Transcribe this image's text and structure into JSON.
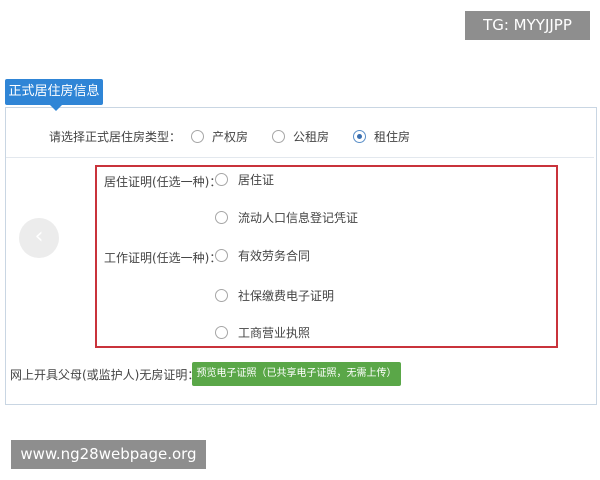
{
  "watermarks": {
    "top": "TG: MYYJJPP",
    "bottom": "www.ng28webpage.org"
  },
  "section": {
    "title": "正式居住房信息"
  },
  "housing_type": {
    "question": "请选择正式居住房类型：",
    "options": [
      {
        "label": "产权房",
        "checked": false
      },
      {
        "label": "公租房",
        "checked": false
      },
      {
        "label": "租住房",
        "checked": true
      }
    ]
  },
  "residence_proof": {
    "label": "居住证明(任选一种)：",
    "options": [
      "居住证",
      "流动人口信息登记凭证"
    ]
  },
  "work_proof": {
    "label": "工作证明(任选一种)：",
    "options": [
      "有效劳务合同",
      "社保缴费电子证明",
      "工商营业执照"
    ]
  },
  "no_house_proof": {
    "label": "网上开具父母(或监护人)无房证明：",
    "button": "预览电子证照（已共享电子证照，无需上传）"
  },
  "nav": {
    "prev_glyph": "‹"
  },
  "colors": {
    "tag_blue": "#2f85d6",
    "highlight_red": "#c9333b",
    "button_green": "#5aa748"
  }
}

★ ★ ★

#### Aim:
Restate the data above word for word. Skip every picture.

#### Output:
Transcribe this image's text and structure into JSON.
{
  "watermarks": {
    "top": "TG: MYYJJPP",
    "bottom": "www.ng28webpage.org"
  },
  "section": {
    "title": "正式居住房信息"
  },
  "housing_type": {
    "question": "请选择正式居住房类型：",
    "options": [
      {
        "label": "产权房",
        "checked": false
      },
      {
        "label": "公租房",
        "checked": false
      },
      {
        "label": "租住房",
        "checked": true
      }
    ]
  },
  "residence_proof": {
    "label": "居住证明(任选一种)：",
    "options": [
      "居住证",
      "流动人口信息登记凭证"
    ]
  },
  "work_proof": {
    "label": "工作证明(任选一种)：",
    "options": [
      "有效劳务合同",
      "社保缴费电子证明",
      "工商营业执照"
    ]
  },
  "no_house_proof": {
    "label": "网上开具父母(或监护人)无房证明：",
    "button": "预览电子证照（已共享电子证照，无需上传）"
  },
  "nav": {
    "prev_glyph": "‹"
  },
  "colors": {
    "tag_blue": "#2f85d6",
    "highlight_red": "#c9333b",
    "button_green": "#5aa748"
  }
}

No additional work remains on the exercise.